++++ Excerpt provided ++++
Making America Hungry Again
Starving schools and food banks while claiming to care about public health
While the Trump Administration claims to be focused on policies that will “Make America Healthy Again,” the reality is much different.
For the millions of American kids who rely on school meals as a key part of their daily nutrition intake, Trump’s actions are harmful.
Jessica Winter explores this dynamic in a recent piece in the New Yorker.
But, in the case of Bardwell’s abandoned cucumbers and cabbages, the mortal blow was struck by the U.S. Department of Agriculture, in March, when it abruptly terminated a billion dollars in Biden-era funding that had helped food banks, schools, and child-care centers procure fresh food from local farmers. (The U.S.D.A. stated that the programs “no longer effectuate the goals of the agency.”) Bardwell Farms earned about two hundred thousand dollars selling vegetables through these federal programs last year, and expected to make a little more than that in 2025.
The losers in Trump’s America? Small farmers, food banks, and public schools.
The winners? Not at all clear.
Nearly thirty million children participate in the National School Lunch Program, and more than two-thirds of them are eligible for free or reduced-price meals.
That’s a pretty big impact - that is, the Trump team is hurting a lot of kids across the country by ending this one program.
The termination of the U.S.D.A. programs reportedly cost Minnesota more than seventeen million dollars over the next three years. “All the cuts really shake the farmers’ trust,” Haag said. “Farmers have a hard job. That’s why I quit. No one needs to make marketing these crops any harder. It makes farmers and rural communities feel forgotten.”
++++ Entries supplied ++++
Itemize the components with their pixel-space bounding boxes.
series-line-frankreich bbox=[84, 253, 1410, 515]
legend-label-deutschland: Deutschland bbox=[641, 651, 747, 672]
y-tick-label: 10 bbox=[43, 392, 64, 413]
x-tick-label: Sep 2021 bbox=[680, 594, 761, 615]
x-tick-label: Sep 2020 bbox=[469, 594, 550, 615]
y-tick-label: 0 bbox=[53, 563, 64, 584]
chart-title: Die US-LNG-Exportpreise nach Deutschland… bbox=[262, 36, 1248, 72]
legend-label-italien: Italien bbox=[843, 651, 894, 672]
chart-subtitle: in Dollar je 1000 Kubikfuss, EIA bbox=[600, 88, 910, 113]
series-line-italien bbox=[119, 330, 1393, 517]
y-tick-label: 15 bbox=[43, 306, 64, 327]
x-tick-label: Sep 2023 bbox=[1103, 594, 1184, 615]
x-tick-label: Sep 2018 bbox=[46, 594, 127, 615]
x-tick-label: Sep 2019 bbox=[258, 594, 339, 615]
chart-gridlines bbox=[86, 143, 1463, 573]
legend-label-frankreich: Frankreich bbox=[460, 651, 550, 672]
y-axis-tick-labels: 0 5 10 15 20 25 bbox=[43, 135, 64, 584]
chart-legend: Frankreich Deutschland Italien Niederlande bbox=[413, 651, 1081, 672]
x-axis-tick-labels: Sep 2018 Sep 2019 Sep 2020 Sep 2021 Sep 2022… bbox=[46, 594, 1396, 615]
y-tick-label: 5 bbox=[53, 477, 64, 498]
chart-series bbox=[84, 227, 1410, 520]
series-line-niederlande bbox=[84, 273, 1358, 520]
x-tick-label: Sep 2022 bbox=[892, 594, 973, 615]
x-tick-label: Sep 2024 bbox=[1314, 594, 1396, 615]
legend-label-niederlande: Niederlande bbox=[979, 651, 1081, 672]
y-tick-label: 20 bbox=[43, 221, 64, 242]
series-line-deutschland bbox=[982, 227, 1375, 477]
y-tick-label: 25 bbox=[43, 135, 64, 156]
++++
> Stated task
Retype the passage from the article on school meals and food banks word for word, beginning at the words "Jessica Winter explores" and stopping after "at all clear.".

> Answer to the exercise
Jessica Winter explores this dynamic in a recent piece in the New Yorker.
But, in the case of Bardwell’s abandoned cucumbers and cabbages, the mortal blow was struck by the U.S. Department of Agriculture, in March, when it abruptly terminated a billion dollars in Biden-era funding that had helped food banks, schools, and child-care centers procure fresh food from local farmers. (The U.S.D.A. stated that the programs “no longer effectuate the goals of the agency.”) Bardwell Farms earned about two hundred thousand dollars selling vegetables through these federal programs last year, and expected to make a little more than that in 2025.
The losers in Trump’s America? Small farmers, food banks, and public schools.
The winners? Not at all clear.